--- EXERCISE PROMPT ---
Look through the data for the string "Output". Copy every line where it is found.

--- THE RECORDS ---
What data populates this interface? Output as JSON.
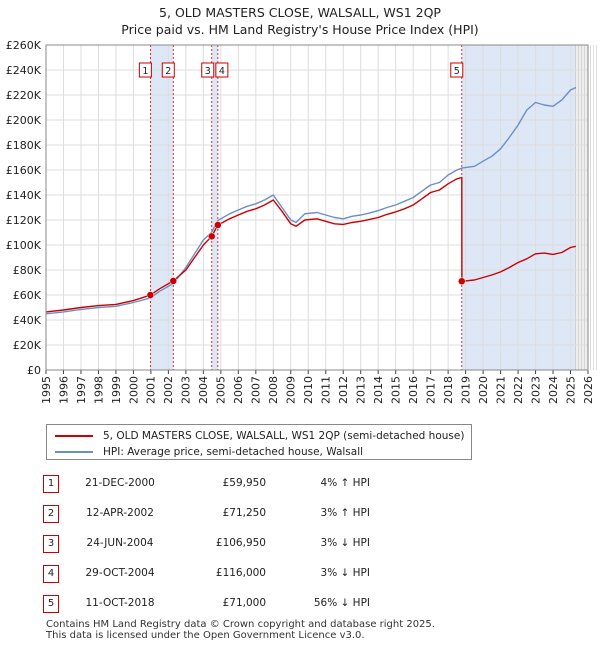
{
  "title": {
    "line1": "5, OLD MASTERS CLOSE, WALSALL, WS1 2QP",
    "line2": "Price paid vs. HM Land Registry's House Price Index (HPI)"
  },
  "legend": {
    "property_label": "5, OLD MASTERS CLOSE, WALSALL, WS1 2QP (semi-detached house)",
    "hpi_label": "HPI: Average price, semi-detached house, Walsall"
  },
  "colors": {
    "property": "#cc0000",
    "hpi": "#6a8fc8",
    "shade": "#dde7f5",
    "grid": "#dddddd"
  },
  "sales": [
    {
      "num": "1",
      "date": "21-DEC-2000",
      "price": "£59,950",
      "hpi": "4% ↑ HPI"
    },
    {
      "num": "2",
      "date": "12-APR-2002",
      "price": "£71,250",
      "hpi": "3% ↑ HPI"
    },
    {
      "num": "3",
      "date": "24-JUN-2004",
      "price": "£106,950",
      "hpi": "3% ↓ HPI"
    },
    {
      "num": "4",
      "date": "29-OCT-2004",
      "price": "£116,000",
      "hpi": "3% ↓ HPI"
    },
    {
      "num": "5",
      "date": "11-OCT-2018",
      "price": "£71,000",
      "hpi": "56% ↓ HPI"
    }
  ],
  "footer": {
    "line1": "Contains HM Land Registry data © Crown copyright and database right 2025.",
    "line2": "This data is licensed under the Open Government Licence v3.0."
  },
  "chart_data": {
    "type": "line",
    "title": "5, OLD MASTERS CLOSE, WALSALL, WS1 2QP — Price paid vs. HM Land Registry's House Price Index (HPI)",
    "xlabel": "",
    "ylabel": "",
    "xlim": [
      1995,
      2026
    ],
    "ylim": [
      0,
      260000
    ],
    "y_ticks": [
      0,
      20000,
      40000,
      60000,
      80000,
      100000,
      120000,
      140000,
      160000,
      180000,
      200000,
      220000,
      240000,
      260000
    ],
    "y_tick_labels": [
      "£0",
      "£20K",
      "£40K",
      "£60K",
      "£80K",
      "£100K",
      "£120K",
      "£140K",
      "£160K",
      "£180K",
      "£200K",
      "£220K",
      "£240K",
      "£260K"
    ],
    "x_ticks": [
      1995,
      1996,
      1997,
      1998,
      1999,
      2000,
      2001,
      2002,
      2003,
      2004,
      2005,
      2006,
      2007,
      2008,
      2009,
      2010,
      2011,
      2012,
      2013,
      2014,
      2015,
      2016,
      2017,
      2018,
      2019,
      2020,
      2021,
      2022,
      2023,
      2024,
      2025,
      2026
    ],
    "sale_markers": [
      {
        "label": "1",
        "x": 2000.97,
        "y": 59950
      },
      {
        "label": "2",
        "x": 2002.28,
        "y": 71250
      },
      {
        "label": "3",
        "x": 2004.48,
        "y": 106950
      },
      {
        "label": "4",
        "x": 2004.83,
        "y": 116000
      },
      {
        "label": "5",
        "x": 2018.78,
        "y": 71000
      }
    ],
    "shaded_ranges": [
      [
        2000.97,
        2002.28
      ],
      [
        2004.48,
        2004.83
      ],
      [
        2018.78,
        2025.3
      ]
    ],
    "series": [
      {
        "name": "HPI: Average price, semi-detached house, Walsall",
        "x": [
          1995,
          1996,
          1997,
          1998,
          1999,
          2000,
          2000.97,
          2001.5,
          2002.28,
          2003,
          2003.5,
          2004,
          2004.48,
          2004.83,
          2005.5,
          2006,
          2006.5,
          2007,
          2007.5,
          2008,
          2008.5,
          2009,
          2009.3,
          2009.8,
          2010.5,
          2011,
          2011.5,
          2012,
          2012.5,
          2013,
          2013.5,
          2014,
          2014.5,
          2015,
          2015.5,
          2016,
          2016.5,
          2017,
          2017.5,
          2018,
          2018.5,
          2018.78,
          2019.5,
          2020,
          2020.5,
          2021,
          2021.5,
          2022,
          2022.5,
          2023,
          2023.5,
          2024,
          2024.5,
          2025,
          2025.3
        ],
        "values": [
          45000,
          46500,
          48500,
          50000,
          51000,
          54000,
          57700,
          63000,
          69200,
          82000,
          93000,
          104000,
          110300,
          119600,
          125000,
          128000,
          131000,
          133000,
          136000,
          140000,
          130000,
          120000,
          118000,
          125000,
          126000,
          124000,
          122000,
          121000,
          123000,
          124000,
          125500,
          127500,
          130000,
          132000,
          135000,
          138000,
          143000,
          148000,
          150000,
          156000,
          160000,
          161500,
          163000,
          167000,
          171000,
          177000,
          186000,
          196000,
          208000,
          214000,
          212000,
          211000,
          216000,
          224000,
          226000
        ]
      },
      {
        "name": "5, OLD MASTERS CLOSE, WALSALL, WS1 2QP (semi-detached house)",
        "x": [
          1995,
          1996,
          1997,
          1998,
          1999,
          2000,
          2000.97,
          2001.5,
          2002.28,
          2003,
          2003.5,
          2004,
          2004.48,
          2004.83,
          2005.5,
          2006,
          2006.5,
          2007,
          2007.5,
          2008,
          2008.5,
          2009,
          2009.3,
          2009.8,
          2010.5,
          2011,
          2011.5,
          2012,
          2012.5,
          2013,
          2013.5,
          2014,
          2014.5,
          2015,
          2015.5,
          2016,
          2016.5,
          2017,
          2017.5,
          2018,
          2018.5,
          2018.78,
          2018.79,
          2019.5,
          2020,
          2020.5,
          2021,
          2021.5,
          2022,
          2022.5,
          2023,
          2023.5,
          2024,
          2024.5,
          2025,
          2025.3
        ],
        "values": [
          46500,
          48000,
          50000,
          51500,
          52500,
          55500,
          59950,
          65000,
          71250,
          80000,
          90000,
          100000,
          106950,
          116000,
          121000,
          124000,
          127000,
          129000,
          132000,
          136000,
          127000,
          117000,
          115000,
          120000,
          121000,
          119000,
          117000,
          116500,
          118000,
          119000,
          120500,
          122000,
          124500,
          126500,
          129000,
          132000,
          137000,
          142000,
          144000,
          149000,
          153000,
          154000,
          71000,
          72000,
          74000,
          76000,
          78500,
          82000,
          86000,
          89000,
          93000,
          93500,
          92500,
          94000,
          98000,
          99000
        ]
      }
    ]
  }
}
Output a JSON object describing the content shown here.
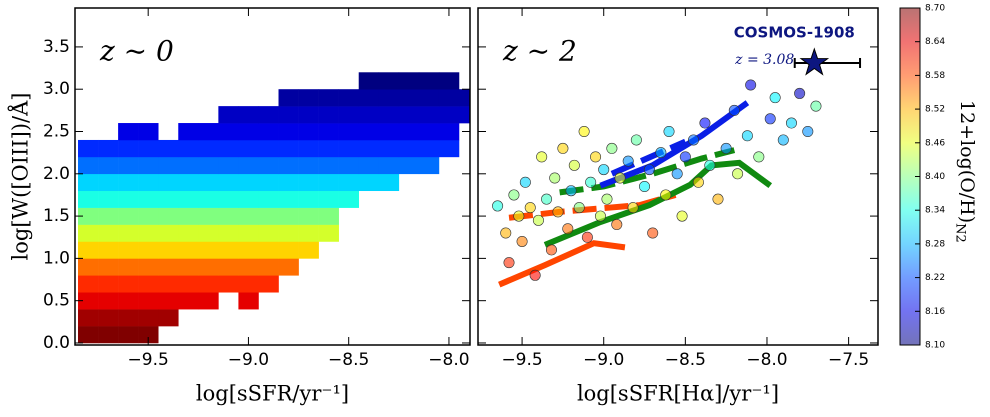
{
  "chart_data": [
    {
      "type": "heatmap",
      "panel_label": "z ∼ 0",
      "xlabel": "log[sSFR/yr⁻¹]",
      "ylabel": "log[W([OIII])/Å]",
      "x": [
        -9.8,
        -9.7,
        -9.6,
        -9.5,
        -9.4,
        -9.3,
        -9.2,
        -9.1,
        -9.0,
        -8.9,
        -8.8,
        -8.7,
        -8.6,
        -8.5,
        -8.4,
        -8.3,
        -8.2,
        -8.1,
        -8.0,
        -7.9
      ],
      "y": [
        0.1,
        0.3,
        0.5,
        0.7,
        0.9,
        1.1,
        1.3,
        1.5,
        1.7,
        1.9,
        2.1,
        2.3,
        2.5,
        2.7,
        2.9,
        3.1
      ],
      "z": [
        [
          8.7,
          8.7,
          8.7,
          8.7,
          null,
          null,
          null,
          null,
          null,
          null,
          null,
          null,
          null,
          null,
          null,
          null,
          null,
          null,
          null,
          null
        ],
        [
          8.68,
          8.68,
          8.68,
          8.68,
          8.68,
          null,
          null,
          null,
          null,
          null,
          null,
          null,
          null,
          null,
          null,
          null,
          null,
          null,
          null,
          null
        ],
        [
          8.64,
          8.64,
          8.64,
          8.64,
          8.64,
          8.64,
          8.64,
          null,
          8.64,
          null,
          null,
          null,
          null,
          null,
          null,
          null,
          null,
          null,
          null,
          null
        ],
        [
          8.6,
          8.6,
          8.6,
          8.6,
          8.6,
          8.6,
          8.6,
          8.6,
          8.6,
          8.6,
          null,
          null,
          null,
          null,
          null,
          null,
          null,
          null,
          null,
          null
        ],
        [
          8.56,
          8.56,
          8.56,
          8.56,
          8.56,
          8.56,
          8.56,
          8.56,
          8.56,
          8.56,
          8.56,
          null,
          null,
          null,
          null,
          null,
          null,
          null,
          null,
          null
        ],
        [
          8.5,
          8.5,
          8.5,
          8.5,
          8.5,
          8.5,
          8.5,
          8.5,
          8.5,
          8.5,
          8.5,
          8.5,
          null,
          null,
          null,
          null,
          null,
          null,
          null,
          null
        ],
        [
          8.45,
          8.45,
          8.45,
          8.45,
          8.45,
          8.45,
          8.45,
          8.45,
          8.45,
          8.45,
          8.45,
          8.45,
          8.45,
          null,
          null,
          null,
          null,
          null,
          null,
          null
        ],
        [
          8.4,
          8.4,
          8.4,
          8.4,
          8.4,
          8.4,
          8.4,
          8.4,
          8.4,
          8.4,
          8.4,
          8.4,
          8.4,
          null,
          null,
          null,
          null,
          null,
          null,
          null
        ],
        [
          8.34,
          8.34,
          8.34,
          8.34,
          8.34,
          8.34,
          8.34,
          8.34,
          8.34,
          8.34,
          8.34,
          8.34,
          8.34,
          8.34,
          null,
          null,
          null,
          null,
          null,
          null
        ],
        [
          8.3,
          8.3,
          8.3,
          8.3,
          8.3,
          8.3,
          8.3,
          8.3,
          8.3,
          8.3,
          8.3,
          8.3,
          8.3,
          8.3,
          8.3,
          8.3,
          null,
          null,
          null,
          null
        ],
        [
          8.24,
          8.24,
          8.24,
          8.24,
          8.24,
          8.24,
          8.24,
          8.24,
          8.24,
          8.24,
          8.24,
          8.24,
          8.24,
          8.24,
          8.24,
          8.24,
          8.24,
          8.24,
          null,
          null
        ],
        [
          8.2,
          8.2,
          8.2,
          8.2,
          8.2,
          8.2,
          8.2,
          8.2,
          8.2,
          8.2,
          8.2,
          8.2,
          8.2,
          8.2,
          8.2,
          8.2,
          8.2,
          8.2,
          8.2,
          null
        ],
        [
          null,
          null,
          8.16,
          8.16,
          null,
          8.16,
          8.16,
          8.16,
          8.16,
          8.16,
          8.16,
          8.16,
          8.16,
          8.16,
          8.16,
          8.16,
          8.16,
          8.16,
          8.16,
          null
        ],
        [
          null,
          null,
          null,
          null,
          null,
          null,
          null,
          8.14,
          8.14,
          8.14,
          8.14,
          8.14,
          8.14,
          8.14,
          8.14,
          8.14,
          8.14,
          8.14,
          8.14,
          8.14
        ],
        [
          null,
          null,
          null,
          null,
          null,
          null,
          null,
          null,
          null,
          null,
          8.12,
          8.12,
          8.12,
          8.12,
          8.12,
          8.12,
          8.12,
          8.12,
          8.12,
          8.12
        ],
        [
          null,
          null,
          null,
          null,
          null,
          null,
          null,
          null,
          null,
          null,
          null,
          null,
          null,
          null,
          8.1,
          8.1,
          8.1,
          8.1,
          8.1,
          null
        ]
      ],
      "xlim": [
        -9.865,
        -7.895
      ],
      "ylim": [
        -0.024,
        3.96
      ],
      "xticks": [
        {
          "value": -9.5,
          "label": "−9.5"
        },
        {
          "value": -9.0,
          "label": "−9.0"
        },
        {
          "value": -8.5,
          "label": "−8.5"
        },
        {
          "value": -8.0,
          "label": "−8.0"
        }
      ],
      "yticks": [
        {
          "value": 0,
          "label": "0.0"
        },
        0.5,
        {
          "value": 1,
          "label": "1.0"
        },
        1.5,
        {
          "value": 2,
          "label": "2.0"
        },
        2.5,
        {
          "value": 3,
          "label": "3.0"
        },
        3.5
      ]
    },
    {
      "type": "scatter",
      "panel_label": "z ∼ 2",
      "xlabel": "log[sSFR[Hα]/yr⁻¹]",
      "x": [
        -9.65,
        -9.6,
        -9.58,
        -9.55,
        -9.52,
        -9.5,
        -9.48,
        -9.45,
        -9.42,
        -9.4,
        -9.38,
        -9.35,
        -9.32,
        -9.3,
        -9.28,
        -9.25,
        -9.22,
        -9.2,
        -9.18,
        -9.15,
        -9.12,
        -9.1,
        -9.08,
        -9.05,
        -9.02,
        -9.0,
        -8.98,
        -8.95,
        -8.92,
        -8.9,
        -8.85,
        -8.82,
        -8.8,
        -8.75,
        -8.72,
        -8.7,
        -8.65,
        -8.62,
        -8.6,
        -8.55,
        -8.52,
        -8.5,
        -8.45,
        -8.42,
        -8.38,
        -8.35,
        -8.3,
        -8.25,
        -8.2,
        -8.18,
        -8.12,
        -8.1,
        -8.05,
        -7.98,
        -7.95,
        -7.9,
        -7.85,
        -7.8,
        -7.75,
        -7.7
      ],
      "y": [
        1.62,
        1.3,
        0.95,
        1.75,
        1.5,
        1.2,
        1.9,
        1.6,
        0.8,
        1.45,
        2.2,
        1.7,
        1.1,
        1.95,
        1.55,
        2.3,
        1.35,
        1.8,
        2.1,
        1.6,
        2.5,
        1.25,
        1.9,
        2.2,
        1.5,
        2.05,
        1.7,
        2.3,
        1.4,
        1.95,
        2.15,
        1.6,
        2.4,
        1.85,
        2.05,
        1.3,
        2.25,
        1.75,
        2.5,
        2.0,
        1.5,
        2.2,
        2.4,
        1.9,
        2.6,
        2.1,
        1.7,
        2.3,
        2.75,
        2.0,
        2.45,
        3.05,
        2.2,
        2.65,
        2.9,
        2.4,
        2.6,
        2.95,
        2.5,
        2.8
      ],
      "z": [
        8.34,
        8.52,
        8.6,
        8.4,
        8.46,
        8.55,
        8.3,
        8.5,
        8.62,
        8.44,
        8.46,
        8.36,
        8.58,
        8.42,
        8.52,
        8.5,
        8.56,
        8.28,
        8.45,
        8.4,
        8.48,
        8.6,
        8.35,
        8.5,
        8.44,
        8.3,
        8.42,
        8.4,
        8.56,
        8.46,
        8.26,
        8.5,
        8.38,
        8.32,
        8.22,
        8.58,
        8.28,
        8.48,
        8.3,
        8.26,
        8.46,
        8.2,
        8.24,
        8.5,
        8.18,
        8.34,
        8.52,
        8.26,
        8.22,
        8.44,
        8.3,
        8.16,
        8.4,
        8.2,
        8.32,
        8.28,
        8.3,
        8.14,
        8.26,
        8.38
      ],
      "lines": [
        {
          "color": "#ff4500",
          "dash": false,
          "x": [
            -9.64,
            -9.36,
            -9.06,
            -8.87
          ],
          "y": [
            0.69,
            0.92,
            1.18,
            1.13
          ]
        },
        {
          "color": "#ff4500",
          "dash": true,
          "x": [
            -9.58,
            -9.27,
            -8.78,
            -8.56
          ],
          "y": [
            1.48,
            1.55,
            1.63,
            1.75
          ]
        },
        {
          "color": "#108a10",
          "dash": false,
          "x": [
            -9.36,
            -9.02,
            -8.72,
            -8.47,
            -8.34,
            -8.17,
            -7.98
          ],
          "y": [
            1.16,
            1.43,
            1.63,
            1.87,
            2.1,
            2.13,
            1.86
          ]
        },
        {
          "color": "#108a10",
          "dash": true,
          "x": [
            -9.27,
            -9.0,
            -8.7,
            -8.4,
            -8.2
          ],
          "y": [
            1.78,
            1.85,
            2.0,
            2.18,
            2.28
          ]
        },
        {
          "color": "#0a1ee6",
          "dash": false,
          "x": [
            -9.02,
            -8.7,
            -8.4,
            -8.12
          ],
          "y": [
            1.86,
            2.1,
            2.45,
            2.84
          ]
        },
        {
          "color": "#0a1ee6",
          "dash": true,
          "x": [
            -8.95,
            -8.5
          ],
          "y": [
            2.0,
            2.38
          ]
        }
      ],
      "star": {
        "name": "COSMOS-1908",
        "label": "z = 3.08",
        "x": -7.71,
        "y": 3.31,
        "xerr": [
          0.12,
          0.28
        ],
        "color": "#0d1680"
      },
      "xlim": [
        -9.77,
        -7.32
      ],
      "ylim": [
        -0.024,
        3.96
      ],
      "xticks": [
        {
          "value": -9.5,
          "label": "−9.5"
        },
        {
          "value": -9.0,
          "label": "−9.0"
        },
        {
          "value": -8.5,
          "label": "−8.5"
        },
        {
          "value": -8.0,
          "label": "−8.0"
        },
        {
          "value": -7.5,
          "label": "−7.5"
        }
      ],
      "yticks": [
        0,
        0.5,
        1,
        1.5,
        2,
        2.5,
        3,
        3.5
      ],
      "colorbar": {
        "label": "12+log(O/H)",
        "label_sub": "N2",
        "lim": [
          8.1,
          8.7
        ],
        "ticks": [
          {
            "value": 8.1,
            "label": "8.10"
          },
          8.16,
          8.22,
          8.28,
          8.34,
          {
            "value": 8.4,
            "label": "8.40"
          },
          8.46,
          8.52,
          8.58,
          8.64,
          {
            "value": 8.7,
            "label": "8.70"
          }
        ]
      }
    }
  ]
}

--- THE COMPLETED TASK ---
What data populates this interface? Output as JSON.
Output a JSON object describing the content shown here.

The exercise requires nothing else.